**Your instructions:**
From the listing below, extract every line containing "name".

**Data records:**
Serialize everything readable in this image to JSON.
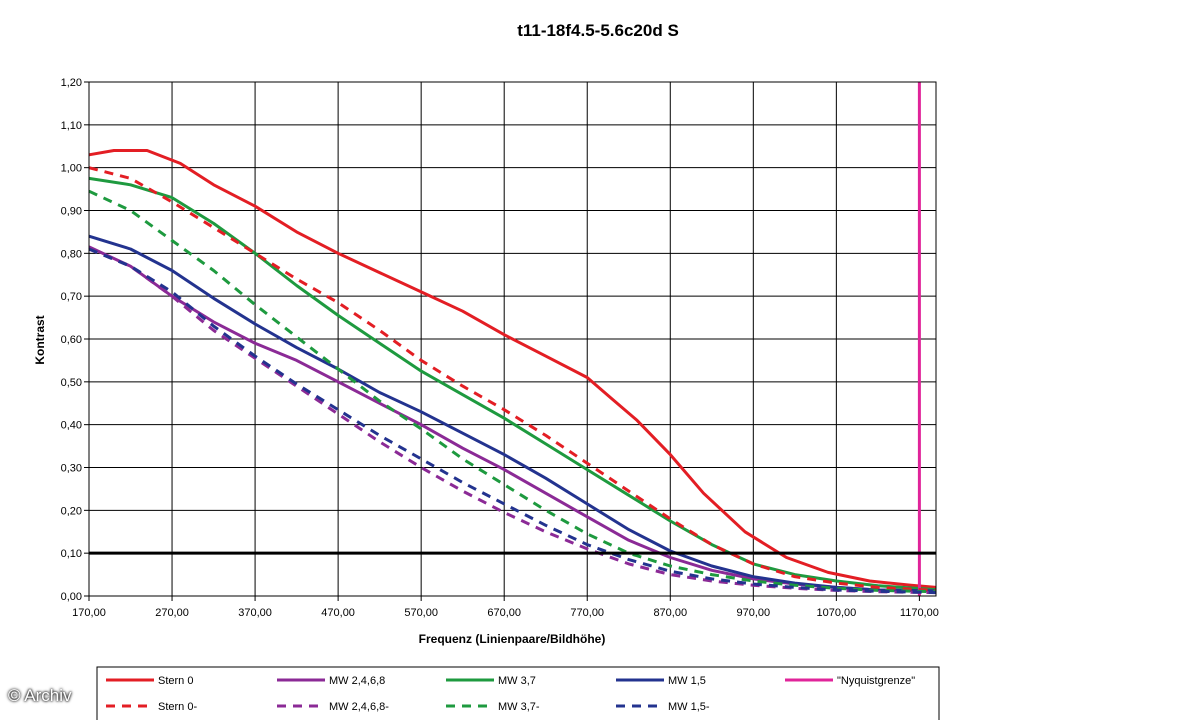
{
  "watermark": "© Archiv",
  "colors": {
    "red": "#e31e24",
    "purple": "#8b2a96",
    "green": "#1e9a3f",
    "blue": "#23338f",
    "pink": "#e0249a",
    "black": "#000000"
  },
  "chart_data": {
    "type": "line",
    "title": "t11-18f4.5-5.6c20d S",
    "xlabel": "Frequenz (Linienpaare/Bildhöhe)",
    "ylabel": "Kontrast",
    "xlim": [
      170,
      1190
    ],
    "ylim": [
      0,
      1.2
    ],
    "x_ticks": [
      "170,00",
      "270,00",
      "370,00",
      "470,00",
      "570,00",
      "670,00",
      "770,00",
      "870,00",
      "970,00",
      "1070,00",
      "1170,00"
    ],
    "y_ticks": [
      "0,00",
      "0,10",
      "0,20",
      "0,30",
      "0,40",
      "0,50",
      "0,60",
      "0,70",
      "0,80",
      "0,90",
      "1,00",
      "1,10",
      "1,20"
    ],
    "grid": true,
    "legend_position": "bottom",
    "reference_line": {
      "y": 0.1
    },
    "series": [
      {
        "name": "Stern 0",
        "color": "red",
        "dash": false,
        "points": [
          [
            170,
            1.03
          ],
          [
            200,
            1.04
          ],
          [
            240,
            1.04
          ],
          [
            280,
            1.01
          ],
          [
            320,
            0.96
          ],
          [
            370,
            0.91
          ],
          [
            420,
            0.85
          ],
          [
            470,
            0.8
          ],
          [
            520,
            0.755
          ],
          [
            570,
            0.71
          ],
          [
            620,
            0.665
          ],
          [
            670,
            0.61
          ],
          [
            720,
            0.56
          ],
          [
            770,
            0.51
          ],
          [
            800,
            0.46
          ],
          [
            830,
            0.41
          ],
          [
            870,
            0.33
          ],
          [
            910,
            0.24
          ],
          [
            960,
            0.15
          ],
          [
            1010,
            0.09
          ],
          [
            1060,
            0.055
          ],
          [
            1110,
            0.035
          ],
          [
            1160,
            0.025
          ],
          [
            1190,
            0.02
          ]
        ]
      },
      {
        "name": "MW 2,4,6,8",
        "color": "purple",
        "dash": false,
        "points": [
          [
            170,
            0.815
          ],
          [
            220,
            0.77
          ],
          [
            270,
            0.7
          ],
          [
            320,
            0.64
          ],
          [
            370,
            0.59
          ],
          [
            420,
            0.55
          ],
          [
            470,
            0.5
          ],
          [
            520,
            0.45
          ],
          [
            570,
            0.4
          ],
          [
            620,
            0.345
          ],
          [
            670,
            0.295
          ],
          [
            720,
            0.24
          ],
          [
            770,
            0.185
          ],
          [
            820,
            0.13
          ],
          [
            870,
            0.09
          ],
          [
            920,
            0.06
          ],
          [
            970,
            0.04
          ],
          [
            1020,
            0.028
          ],
          [
            1070,
            0.02
          ],
          [
            1120,
            0.014
          ],
          [
            1190,
            0.012
          ]
        ]
      },
      {
        "name": "MW 3,7",
        "color": "green",
        "dash": false,
        "points": [
          [
            170,
            0.975
          ],
          [
            220,
            0.96
          ],
          [
            270,
            0.93
          ],
          [
            320,
            0.87
          ],
          [
            370,
            0.8
          ],
          [
            420,
            0.725
          ],
          [
            470,
            0.655
          ],
          [
            520,
            0.59
          ],
          [
            570,
            0.525
          ],
          [
            620,
            0.47
          ],
          [
            670,
            0.415
          ],
          [
            720,
            0.355
          ],
          [
            770,
            0.295
          ],
          [
            820,
            0.235
          ],
          [
            870,
            0.175
          ],
          [
            920,
            0.12
          ],
          [
            970,
            0.075
          ],
          [
            1020,
            0.05
          ],
          [
            1070,
            0.035
          ],
          [
            1120,
            0.024
          ],
          [
            1190,
            0.015
          ]
        ]
      },
      {
        "name": "MW 1,5",
        "color": "blue",
        "dash": false,
        "points": [
          [
            170,
            0.84
          ],
          [
            220,
            0.81
          ],
          [
            270,
            0.76
          ],
          [
            320,
            0.695
          ],
          [
            370,
            0.635
          ],
          [
            420,
            0.58
          ],
          [
            470,
            0.53
          ],
          [
            520,
            0.475
          ],
          [
            570,
            0.43
          ],
          [
            620,
            0.38
          ],
          [
            670,
            0.33
          ],
          [
            720,
            0.275
          ],
          [
            770,
            0.215
          ],
          [
            820,
            0.155
          ],
          [
            870,
            0.105
          ],
          [
            920,
            0.07
          ],
          [
            970,
            0.045
          ],
          [
            1020,
            0.03
          ],
          [
            1070,
            0.02
          ],
          [
            1120,
            0.014
          ],
          [
            1190,
            0.012
          ]
        ]
      },
      {
        "name": "\"Nyquistgrenze\"",
        "color": "pink",
        "dash": false,
        "vertical_x": 1170
      },
      {
        "name": "Stern 0-",
        "color": "red",
        "dash": true,
        "points": [
          [
            170,
            1.0
          ],
          [
            220,
            0.975
          ],
          [
            270,
            0.92
          ],
          [
            320,
            0.86
          ],
          [
            370,
            0.8
          ],
          [
            420,
            0.74
          ],
          [
            470,
            0.685
          ],
          [
            520,
            0.62
          ],
          [
            570,
            0.55
          ],
          [
            620,
            0.49
          ],
          [
            670,
            0.435
          ],
          [
            720,
            0.375
          ],
          [
            770,
            0.31
          ],
          [
            820,
            0.245
          ],
          [
            870,
            0.18
          ],
          [
            920,
            0.12
          ],
          [
            970,
            0.075
          ],
          [
            1020,
            0.045
          ],
          [
            1070,
            0.03
          ],
          [
            1120,
            0.02
          ],
          [
            1190,
            0.013
          ]
        ]
      },
      {
        "name": "MW 2,4,6,8-",
        "color": "purple",
        "dash": true,
        "points": [
          [
            170,
            0.81
          ],
          [
            220,
            0.77
          ],
          [
            270,
            0.7
          ],
          [
            320,
            0.62
          ],
          [
            370,
            0.555
          ],
          [
            420,
            0.49
          ],
          [
            470,
            0.425
          ],
          [
            520,
            0.36
          ],
          [
            570,
            0.3
          ],
          [
            620,
            0.245
          ],
          [
            670,
            0.195
          ],
          [
            720,
            0.15
          ],
          [
            770,
            0.11
          ],
          [
            820,
            0.075
          ],
          [
            870,
            0.05
          ],
          [
            920,
            0.035
          ],
          [
            970,
            0.025
          ],
          [
            1020,
            0.018
          ],
          [
            1070,
            0.013
          ],
          [
            1120,
            0.01
          ],
          [
            1190,
            0.008
          ]
        ]
      },
      {
        "name": "MW 3,7-",
        "color": "green",
        "dash": true,
        "points": [
          [
            170,
            0.945
          ],
          [
            220,
            0.9
          ],
          [
            270,
            0.83
          ],
          [
            320,
            0.76
          ],
          [
            370,
            0.68
          ],
          [
            420,
            0.605
          ],
          [
            470,
            0.53
          ],
          [
            520,
            0.455
          ],
          [
            570,
            0.39
          ],
          [
            620,
            0.32
          ],
          [
            670,
            0.26
          ],
          [
            720,
            0.2
          ],
          [
            770,
            0.145
          ],
          [
            820,
            0.1
          ],
          [
            870,
            0.07
          ],
          [
            920,
            0.05
          ],
          [
            970,
            0.035
          ],
          [
            1020,
            0.025
          ],
          [
            1070,
            0.018
          ],
          [
            1120,
            0.013
          ],
          [
            1190,
            0.01
          ]
        ]
      },
      {
        "name": "MW 1,5-",
        "color": "blue",
        "dash": true,
        "points": [
          [
            170,
            0.81
          ],
          [
            220,
            0.77
          ],
          [
            270,
            0.71
          ],
          [
            320,
            0.63
          ],
          [
            370,
            0.56
          ],
          [
            420,
            0.495
          ],
          [
            470,
            0.435
          ],
          [
            520,
            0.375
          ],
          [
            570,
            0.32
          ],
          [
            620,
            0.265
          ],
          [
            670,
            0.215
          ],
          [
            720,
            0.165
          ],
          [
            770,
            0.12
          ],
          [
            820,
            0.085
          ],
          [
            870,
            0.058
          ],
          [
            920,
            0.04
          ],
          [
            970,
            0.028
          ],
          [
            1020,
            0.02
          ],
          [
            1070,
            0.014
          ],
          [
            1120,
            0.011
          ],
          [
            1190,
            0.008
          ]
        ]
      }
    ]
  }
}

**Reply to the task:**
        "name": "Stern 0",
        "name": "MW 2,4,6,8",
        "name": "MW 3,7",
        "name": "MW 1,5",
        "name": "\"Nyquistgrenze\"",
        "name": "Stern 0-",
        "name": "MW 2,4,6,8-",
        "name": "MW 3,7-",
        "name": "MW 1,5-",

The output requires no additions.